Page excerpt:
##########

And then some edges:

In [6]:
edges = spark.createDataFrame([
  ("a", "b", "friend"),
  ("b", "c", "follow"),
  ("c", "b", "follow"),
  ("f", "c", "follow"),
  ("e", "f", "follow"),
  ("e", "d", "friend"),
  ("d", "a", "friend"),
  ("a", "e", "friend")
], ["src", "dst", "relationship"])

In [7]:
edges.show(3, False)

+---+---+------------+
|src|dst|relationship|
+---+---+------------+
|a  |b  |friend      |
|b  |c  |follow      |
|c  |b  |follow      |
+---+---+------------+
only showing top 3 rows



Let's create a graph from these vertices and these edges:

In [8]:
g = GraphFrame(vertices, edges)
print(g)

GraphFrame(v:[id: string, name: string ... 1 more field], e:[src: string, dst: string ... 1 more field])




## Basic graph and DataFrame queries
GraphFrames provide several simple graph queries, such as node degree.

Also, since GraphFrames represent graphs as pairs of vertex and edge DataFrames, it is easy to make powerful queries directly on the vertex and edge DataFrames. Those DataFrames are made available as vertices and edges fields in the GraphFrame.



In [9]:
display(g.vertices)

DataFrame[id: string, name: string, age: bigint]

In [10]:
g.vertices.show()

+---+-------+---+
| id|   name|age|
+---+-------+---+
|  a|  Alice| 34|
|  b|    Bob| 36|
|  c|Charlie| 30|
|  d|  David| 29|
|  e| Esther| 32|
|  f|  Fanny| 36|
|  g|  Gabby| 60|
+---+-------+---+



In [11]:
g.edges.show()

+---+---+------------+
|src|dst|relationship|
+---+---+------------+
|  a|  b|      friend|
|  b|  c|      follow|
|  c|  b|      follow|
|  f|  c|      follow|
|  e|  f|      follow|
|  e|  d|      friend|
|  d|  a|      friend|
|  a|  e|      friend|
+---+---+------------+



The incoming degree of the vertices:

In [12]:
g.inDegrees.show()



+---+--------+
| id|inDegree|
+---+--------+
|  b|       2|
|  c|       2|
|  f|       1|
|  d|       1|
|  a|       1|
|  e|       1|
+---+--------+



The outgoing degree of the vertices:

In [13]:
g.outDegrees.show()

+---+---------+
| id|outDegree|
+---+---------+
|  a|        2|
|  b|        1|
|  c|        1|
|  f|        1|
|  e|        2|
|  d|        1|
+---+---------+



The degree of the vertices:

In [14]:
g.degrees.show()

+---+------+
| id|degree|
+---+------+
|  b|     3|
|  a|     3|
|  c|     3|
|  f|     2|
|  e|     3|
|  d|     2|
+---+------+



You can run queries directly on the vertices DataFrame. For example, we can find the age of the youngest person in the graph:

In [15]:
youngest = g.vertices.groupBy().min("age")

##########

Entries supplied:

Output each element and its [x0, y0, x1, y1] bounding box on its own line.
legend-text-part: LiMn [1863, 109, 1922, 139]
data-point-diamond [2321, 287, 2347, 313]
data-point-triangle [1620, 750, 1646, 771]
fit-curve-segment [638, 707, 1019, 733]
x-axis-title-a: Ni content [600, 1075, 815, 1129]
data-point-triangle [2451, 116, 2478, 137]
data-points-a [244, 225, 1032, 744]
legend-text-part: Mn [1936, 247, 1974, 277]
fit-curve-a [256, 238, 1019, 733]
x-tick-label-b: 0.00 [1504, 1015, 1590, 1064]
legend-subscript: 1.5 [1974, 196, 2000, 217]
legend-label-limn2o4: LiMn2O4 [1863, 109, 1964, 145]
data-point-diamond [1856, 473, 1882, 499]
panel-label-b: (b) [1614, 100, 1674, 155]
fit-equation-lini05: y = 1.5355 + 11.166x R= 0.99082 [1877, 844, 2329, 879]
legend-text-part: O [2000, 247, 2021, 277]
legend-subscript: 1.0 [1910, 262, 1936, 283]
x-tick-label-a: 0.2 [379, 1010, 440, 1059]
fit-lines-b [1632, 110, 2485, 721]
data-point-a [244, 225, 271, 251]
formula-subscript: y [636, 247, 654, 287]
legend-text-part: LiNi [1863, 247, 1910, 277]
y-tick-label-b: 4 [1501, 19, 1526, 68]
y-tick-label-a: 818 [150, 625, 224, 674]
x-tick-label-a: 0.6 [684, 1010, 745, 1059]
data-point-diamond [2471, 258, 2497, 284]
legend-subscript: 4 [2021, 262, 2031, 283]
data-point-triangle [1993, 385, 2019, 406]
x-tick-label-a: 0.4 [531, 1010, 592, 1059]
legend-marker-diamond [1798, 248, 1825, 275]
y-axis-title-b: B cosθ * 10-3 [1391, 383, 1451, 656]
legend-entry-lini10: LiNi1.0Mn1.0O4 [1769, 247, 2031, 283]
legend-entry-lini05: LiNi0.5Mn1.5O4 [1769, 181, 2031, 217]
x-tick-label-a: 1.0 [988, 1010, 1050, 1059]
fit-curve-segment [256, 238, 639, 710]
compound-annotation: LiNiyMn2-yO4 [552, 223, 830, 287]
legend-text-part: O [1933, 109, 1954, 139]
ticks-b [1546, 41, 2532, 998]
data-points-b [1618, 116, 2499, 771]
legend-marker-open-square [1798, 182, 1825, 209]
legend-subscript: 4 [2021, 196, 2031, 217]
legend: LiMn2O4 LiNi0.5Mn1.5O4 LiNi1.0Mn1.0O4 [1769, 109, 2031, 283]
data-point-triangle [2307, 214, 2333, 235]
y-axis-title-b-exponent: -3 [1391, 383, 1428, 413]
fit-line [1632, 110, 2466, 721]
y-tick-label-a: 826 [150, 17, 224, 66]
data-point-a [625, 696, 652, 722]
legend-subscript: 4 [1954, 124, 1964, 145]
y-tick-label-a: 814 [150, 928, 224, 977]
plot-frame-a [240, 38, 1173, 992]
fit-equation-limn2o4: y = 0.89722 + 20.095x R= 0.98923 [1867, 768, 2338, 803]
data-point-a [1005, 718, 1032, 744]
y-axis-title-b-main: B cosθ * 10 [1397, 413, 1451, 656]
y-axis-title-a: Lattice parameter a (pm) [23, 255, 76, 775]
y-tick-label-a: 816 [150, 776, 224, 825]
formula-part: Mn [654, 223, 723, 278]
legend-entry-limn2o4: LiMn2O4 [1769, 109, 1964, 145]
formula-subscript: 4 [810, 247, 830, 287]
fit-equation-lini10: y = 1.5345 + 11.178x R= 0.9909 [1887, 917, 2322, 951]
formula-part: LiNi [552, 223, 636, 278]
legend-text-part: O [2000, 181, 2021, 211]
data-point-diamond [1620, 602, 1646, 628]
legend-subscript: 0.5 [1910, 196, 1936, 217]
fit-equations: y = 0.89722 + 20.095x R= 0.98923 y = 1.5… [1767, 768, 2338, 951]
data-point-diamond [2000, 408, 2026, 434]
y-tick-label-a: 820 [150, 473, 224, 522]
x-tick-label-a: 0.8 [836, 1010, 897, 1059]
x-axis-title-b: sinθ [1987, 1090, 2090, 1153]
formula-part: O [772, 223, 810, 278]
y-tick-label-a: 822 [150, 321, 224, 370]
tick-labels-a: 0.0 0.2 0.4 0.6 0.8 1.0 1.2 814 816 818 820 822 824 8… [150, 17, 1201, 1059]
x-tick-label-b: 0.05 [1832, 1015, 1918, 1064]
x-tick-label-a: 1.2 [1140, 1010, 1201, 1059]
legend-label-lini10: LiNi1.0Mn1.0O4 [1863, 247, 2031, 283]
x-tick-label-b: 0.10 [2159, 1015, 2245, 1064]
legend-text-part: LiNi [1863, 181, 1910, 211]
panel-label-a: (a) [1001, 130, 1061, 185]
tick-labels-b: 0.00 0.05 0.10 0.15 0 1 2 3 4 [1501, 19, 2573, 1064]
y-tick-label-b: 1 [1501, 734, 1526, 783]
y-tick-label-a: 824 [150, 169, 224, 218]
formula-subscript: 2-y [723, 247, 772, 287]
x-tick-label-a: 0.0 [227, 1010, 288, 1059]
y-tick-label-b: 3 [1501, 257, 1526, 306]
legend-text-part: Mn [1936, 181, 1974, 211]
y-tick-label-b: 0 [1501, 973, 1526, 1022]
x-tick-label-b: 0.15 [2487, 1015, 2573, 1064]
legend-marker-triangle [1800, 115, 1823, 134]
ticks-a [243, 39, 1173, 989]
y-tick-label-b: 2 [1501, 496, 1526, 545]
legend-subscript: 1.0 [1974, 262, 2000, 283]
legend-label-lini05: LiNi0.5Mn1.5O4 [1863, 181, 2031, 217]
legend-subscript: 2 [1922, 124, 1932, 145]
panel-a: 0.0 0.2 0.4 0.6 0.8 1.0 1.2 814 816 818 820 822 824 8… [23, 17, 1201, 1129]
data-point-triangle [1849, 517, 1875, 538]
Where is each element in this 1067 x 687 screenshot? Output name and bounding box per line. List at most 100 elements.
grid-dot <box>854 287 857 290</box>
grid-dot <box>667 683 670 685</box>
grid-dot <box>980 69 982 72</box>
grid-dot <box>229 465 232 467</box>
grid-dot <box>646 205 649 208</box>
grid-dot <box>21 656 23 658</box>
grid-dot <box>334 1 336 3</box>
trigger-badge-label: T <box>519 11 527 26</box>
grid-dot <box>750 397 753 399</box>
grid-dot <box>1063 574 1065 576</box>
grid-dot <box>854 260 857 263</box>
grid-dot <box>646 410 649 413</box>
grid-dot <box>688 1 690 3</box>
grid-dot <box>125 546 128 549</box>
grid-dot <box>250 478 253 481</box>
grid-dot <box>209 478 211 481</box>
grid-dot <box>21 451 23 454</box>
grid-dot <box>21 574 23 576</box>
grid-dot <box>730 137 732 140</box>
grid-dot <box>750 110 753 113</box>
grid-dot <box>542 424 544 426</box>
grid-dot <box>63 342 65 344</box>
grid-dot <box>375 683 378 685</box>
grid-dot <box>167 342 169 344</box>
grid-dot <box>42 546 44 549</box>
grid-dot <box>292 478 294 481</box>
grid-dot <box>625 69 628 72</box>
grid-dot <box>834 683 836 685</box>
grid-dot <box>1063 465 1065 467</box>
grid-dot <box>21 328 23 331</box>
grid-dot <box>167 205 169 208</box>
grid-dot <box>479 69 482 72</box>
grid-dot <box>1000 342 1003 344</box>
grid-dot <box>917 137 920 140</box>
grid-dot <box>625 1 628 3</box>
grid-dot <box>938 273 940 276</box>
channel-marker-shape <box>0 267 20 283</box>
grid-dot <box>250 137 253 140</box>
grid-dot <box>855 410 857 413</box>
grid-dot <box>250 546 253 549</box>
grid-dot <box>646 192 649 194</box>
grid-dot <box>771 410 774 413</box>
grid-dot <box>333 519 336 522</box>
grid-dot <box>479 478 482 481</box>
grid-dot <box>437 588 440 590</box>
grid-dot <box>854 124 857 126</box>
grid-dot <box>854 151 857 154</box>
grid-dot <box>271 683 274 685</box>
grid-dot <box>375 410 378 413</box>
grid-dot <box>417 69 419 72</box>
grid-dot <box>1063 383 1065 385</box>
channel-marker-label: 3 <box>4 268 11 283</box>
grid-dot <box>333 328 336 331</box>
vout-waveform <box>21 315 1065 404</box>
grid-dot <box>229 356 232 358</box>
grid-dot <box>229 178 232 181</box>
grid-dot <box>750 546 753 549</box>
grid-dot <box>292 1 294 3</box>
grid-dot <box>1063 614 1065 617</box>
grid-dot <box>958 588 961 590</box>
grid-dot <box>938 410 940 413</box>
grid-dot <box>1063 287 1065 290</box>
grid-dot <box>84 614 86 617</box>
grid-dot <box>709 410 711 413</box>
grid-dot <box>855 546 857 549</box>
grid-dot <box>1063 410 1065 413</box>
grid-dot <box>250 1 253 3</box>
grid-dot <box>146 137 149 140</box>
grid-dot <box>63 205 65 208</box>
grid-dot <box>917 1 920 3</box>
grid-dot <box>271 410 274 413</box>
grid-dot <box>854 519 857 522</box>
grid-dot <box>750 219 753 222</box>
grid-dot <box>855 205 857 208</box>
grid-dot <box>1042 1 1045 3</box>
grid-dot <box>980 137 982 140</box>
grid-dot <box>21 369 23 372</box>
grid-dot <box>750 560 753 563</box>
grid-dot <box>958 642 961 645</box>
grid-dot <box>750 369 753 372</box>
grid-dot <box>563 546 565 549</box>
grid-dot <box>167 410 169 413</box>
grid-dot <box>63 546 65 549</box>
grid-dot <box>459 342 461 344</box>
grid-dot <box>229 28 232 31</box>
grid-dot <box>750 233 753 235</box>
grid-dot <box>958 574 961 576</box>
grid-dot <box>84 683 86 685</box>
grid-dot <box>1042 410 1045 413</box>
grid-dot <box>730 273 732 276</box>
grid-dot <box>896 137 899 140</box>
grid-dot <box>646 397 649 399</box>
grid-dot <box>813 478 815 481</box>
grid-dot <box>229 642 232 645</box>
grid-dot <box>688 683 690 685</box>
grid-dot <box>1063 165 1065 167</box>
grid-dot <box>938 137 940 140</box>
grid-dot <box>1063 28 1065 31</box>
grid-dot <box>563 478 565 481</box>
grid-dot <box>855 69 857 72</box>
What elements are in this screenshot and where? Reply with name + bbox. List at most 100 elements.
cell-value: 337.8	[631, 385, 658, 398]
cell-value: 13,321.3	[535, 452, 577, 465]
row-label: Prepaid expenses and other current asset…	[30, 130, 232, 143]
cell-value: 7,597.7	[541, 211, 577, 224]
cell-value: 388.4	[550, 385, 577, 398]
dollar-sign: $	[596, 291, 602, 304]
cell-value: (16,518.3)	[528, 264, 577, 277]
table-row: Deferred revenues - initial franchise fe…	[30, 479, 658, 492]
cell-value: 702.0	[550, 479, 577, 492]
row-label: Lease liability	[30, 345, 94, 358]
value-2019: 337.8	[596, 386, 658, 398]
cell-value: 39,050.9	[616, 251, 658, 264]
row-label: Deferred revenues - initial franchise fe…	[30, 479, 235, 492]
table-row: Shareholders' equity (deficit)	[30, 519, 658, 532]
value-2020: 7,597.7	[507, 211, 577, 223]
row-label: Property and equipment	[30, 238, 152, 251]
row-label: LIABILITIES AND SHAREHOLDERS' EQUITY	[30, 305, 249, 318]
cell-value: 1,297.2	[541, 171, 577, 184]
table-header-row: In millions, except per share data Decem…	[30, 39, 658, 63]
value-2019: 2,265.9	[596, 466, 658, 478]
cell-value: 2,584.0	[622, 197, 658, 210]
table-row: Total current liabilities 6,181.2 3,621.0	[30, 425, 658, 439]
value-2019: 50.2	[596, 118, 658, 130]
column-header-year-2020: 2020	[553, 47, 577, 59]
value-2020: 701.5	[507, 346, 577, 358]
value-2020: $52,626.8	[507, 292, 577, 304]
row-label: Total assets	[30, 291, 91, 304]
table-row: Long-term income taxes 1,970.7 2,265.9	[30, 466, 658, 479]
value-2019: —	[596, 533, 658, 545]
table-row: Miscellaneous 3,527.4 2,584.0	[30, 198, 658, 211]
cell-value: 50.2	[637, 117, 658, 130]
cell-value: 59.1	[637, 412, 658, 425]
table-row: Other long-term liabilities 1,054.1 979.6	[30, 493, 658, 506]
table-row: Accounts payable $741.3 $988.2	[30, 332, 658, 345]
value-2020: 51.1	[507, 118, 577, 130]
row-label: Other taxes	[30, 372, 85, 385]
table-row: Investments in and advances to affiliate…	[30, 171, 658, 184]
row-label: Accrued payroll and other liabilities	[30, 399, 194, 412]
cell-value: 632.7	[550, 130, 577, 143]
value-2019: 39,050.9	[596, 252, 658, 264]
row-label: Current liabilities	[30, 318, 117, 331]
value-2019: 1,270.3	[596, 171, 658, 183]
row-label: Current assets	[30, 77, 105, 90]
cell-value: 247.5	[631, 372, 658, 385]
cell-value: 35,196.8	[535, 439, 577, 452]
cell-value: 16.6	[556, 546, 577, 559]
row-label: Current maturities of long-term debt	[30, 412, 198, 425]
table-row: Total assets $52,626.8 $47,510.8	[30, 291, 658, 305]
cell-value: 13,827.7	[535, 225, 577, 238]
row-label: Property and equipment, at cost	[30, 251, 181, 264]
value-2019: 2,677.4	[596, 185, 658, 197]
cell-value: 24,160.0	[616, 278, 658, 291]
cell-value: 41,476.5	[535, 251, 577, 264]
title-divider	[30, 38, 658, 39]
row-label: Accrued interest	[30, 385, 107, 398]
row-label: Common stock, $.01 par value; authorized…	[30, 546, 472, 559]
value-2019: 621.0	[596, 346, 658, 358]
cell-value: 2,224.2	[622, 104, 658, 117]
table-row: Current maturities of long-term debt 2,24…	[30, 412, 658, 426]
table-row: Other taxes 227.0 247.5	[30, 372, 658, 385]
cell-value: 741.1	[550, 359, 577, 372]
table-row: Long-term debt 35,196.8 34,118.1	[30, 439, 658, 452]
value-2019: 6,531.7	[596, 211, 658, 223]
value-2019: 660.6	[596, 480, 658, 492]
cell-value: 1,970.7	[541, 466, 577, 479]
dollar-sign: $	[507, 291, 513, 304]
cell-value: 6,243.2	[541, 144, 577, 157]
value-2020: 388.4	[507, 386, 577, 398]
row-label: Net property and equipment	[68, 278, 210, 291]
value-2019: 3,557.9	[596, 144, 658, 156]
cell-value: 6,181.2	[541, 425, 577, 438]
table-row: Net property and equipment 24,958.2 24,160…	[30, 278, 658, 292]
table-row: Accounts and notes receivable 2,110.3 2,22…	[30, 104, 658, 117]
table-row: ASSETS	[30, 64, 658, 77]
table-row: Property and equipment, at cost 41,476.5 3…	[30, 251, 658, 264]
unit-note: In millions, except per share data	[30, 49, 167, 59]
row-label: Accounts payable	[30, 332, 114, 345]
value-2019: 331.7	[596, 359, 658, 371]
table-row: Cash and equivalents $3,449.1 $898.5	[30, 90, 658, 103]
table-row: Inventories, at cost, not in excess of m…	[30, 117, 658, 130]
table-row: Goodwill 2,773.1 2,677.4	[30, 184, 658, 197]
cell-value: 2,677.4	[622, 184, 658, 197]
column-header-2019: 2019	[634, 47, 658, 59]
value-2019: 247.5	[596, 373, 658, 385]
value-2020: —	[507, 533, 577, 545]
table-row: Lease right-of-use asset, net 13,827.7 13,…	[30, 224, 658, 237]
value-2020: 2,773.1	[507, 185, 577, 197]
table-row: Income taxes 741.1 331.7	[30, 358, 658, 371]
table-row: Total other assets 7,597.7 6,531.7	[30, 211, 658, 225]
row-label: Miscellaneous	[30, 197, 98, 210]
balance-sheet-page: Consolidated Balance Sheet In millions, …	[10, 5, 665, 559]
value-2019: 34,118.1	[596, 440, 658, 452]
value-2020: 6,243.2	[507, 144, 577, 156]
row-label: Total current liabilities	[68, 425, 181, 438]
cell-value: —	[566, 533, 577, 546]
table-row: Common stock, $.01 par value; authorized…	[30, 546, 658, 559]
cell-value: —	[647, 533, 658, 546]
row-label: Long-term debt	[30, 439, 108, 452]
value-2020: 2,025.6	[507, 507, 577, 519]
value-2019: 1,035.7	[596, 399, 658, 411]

##########

In the GraphFrames tutorial excerpt, copy the passage starting at "Also, since GraphFrames" and ending at "display(g.vertices)", substituting "complex" for "powerful". The lines play no part in this exercise.

Also, since GraphFrames represent graphs as pairs of vertex and edge DataFrames, it is easy to make complex queries directly on the vertex and edge DataFrames. Those DataFrames are made available as vertices and edges fields in the GraphFrame.



In [9]:
display(g.vertices)